# Your task:
An exact copy of all the data is required, with pictures left out.

# Supplied records:
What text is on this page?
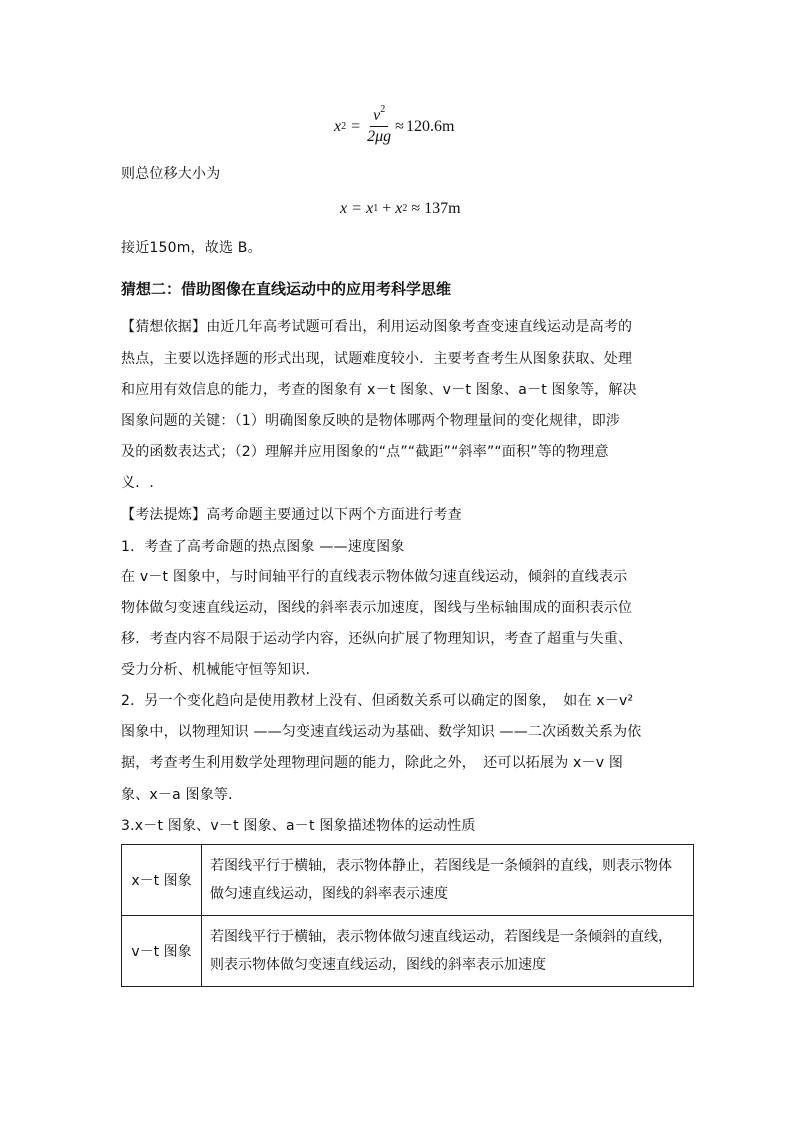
x $2 = \frac{v^2}{2\mu g} \approx 120.6m$
则总位移大小为
x = x 1 + x 2 ≈ 137m
接近150m，故选 B。
猜想二：借助图像在直线运动中的应用考科学思维
【猜想依据】由近几年高考试题可看出，利用运动图象考查变速直线运动是高考的
热点，主要以选择题的形式出现，试题难度较小．主要考查考生从图象获取、处理
和应用有效信息的能力，考查的图象有 x－t 图象、v－t 图象、a－t 图象等，解决
图象问题的关键：（1）明确图象反映的是物体哪两个物理量间的变化规律，即涉
及的函数表达式；（2）理解并应用图象的“点”“截距”“斜率”“面积”等的物理意
义．.
【考法提炼】高考命题主要通过以下两个方面进行考查
1．考查了高考命题的热点图象 ——速度图象
在 v－t 图象中，与时间轴平行的直线表示物体做匀速直线运动，倾斜的直线表示
物体做匀变速直线运动，图线的斜率表示加速度，图线与坐标轴围成的面积表示位
移．考查内容不局限于运动学内容，还纵向扩展了物理知识，考查了超重与失重、
受力分析、机械能守恒等知识．
2．另一个变化趋向是使用教材上没有、但函数关系可以确定的图象，　如在 x－v²
图象中，以物理知识 ——匀变速直线运动为基础、数学知识 ——二次函数关系为依
据，考查考生利用数学处理物理问题的能力，除此之外，　还可以拓展为 x－v 图
象、x－a 图象等．
3.x－t 图象、v－t 图象、a－t 图象描述物体的运动性质
x－t 图象	若图线平行于横轴，表示物体静止，若图线是一条倾斜的直线，则表示物体做匀速直线运动，图线的斜率表示速度
v－t 图象	若图线平行于横轴，表示物体做匀速直线运动，若图线是一条倾斜的直线，则表示物体做匀变速直线运动，图线的斜率表示加速度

# Task result:
What text is on this page?
x $2 = \frac{v^2}{2\mu g} \approx 120.6m$
则总位移大小为
x = x 1 + x 2 ≈ 137m
接近150m，故选 B。
猜想二：借助图像在直线运动中的应用考科学思维
【猜想依据】由近几年高考试题可看出，利用运动图象考查变速直线运动是高考的
热点，主要以选择题的形式出现，试题难度较小．主要考查考生从图象获取、处理
和应用有效信息的能力，考查的图象有 x－t 图象、v－t 图象、a－t 图象等，解决
图象问题的关键：（1）明确图象反映的是物体哪两个物理量间的变化规律，即涉
及的函数表达式；（2）理解并应用图象的“点”“截距”“斜率”“面积”等的物理意
义．.
【考法提炼】高考命题主要通过以下两个方面进行考查
1．考查了高考命题的热点图象 ——速度图象
在 v－t 图象中，与时间轴平行的直线表示物体做匀速直线运动，倾斜的直线表示
物体做匀变速直线运动，图线的斜率表示加速度，图线与坐标轴围成的面积表示位
移．考查内容不局限于运动学内容，还纵向扩展了物理知识，考查了超重与失重、
受力分析、机械能守恒等知识．
2．另一个变化趋向是使用教材上没有、但函数关系可以确定的图象，　如在 x－v²
图象中，以物理知识 ——匀变速直线运动为基础、数学知识 ——二次函数关系为依
据，考查考生利用数学处理物理问题的能力，除此之外，　还可以拓展为 x－v 图
象、x－a 图象等．
3.x－t 图象、v－t 图象、a－t 图象描述物体的运动性质
x－t 图象	若图线平行于横轴，表示物体静止，若图线是一条倾斜的直线，则表示物体做匀速直线运动，图线的斜率表示速度
v－t 图象	若图线平行于横轴，表示物体做匀速直线运动，若图线是一条倾斜的直线，则表示物体做匀变速直线运动，图线的斜率表示加速度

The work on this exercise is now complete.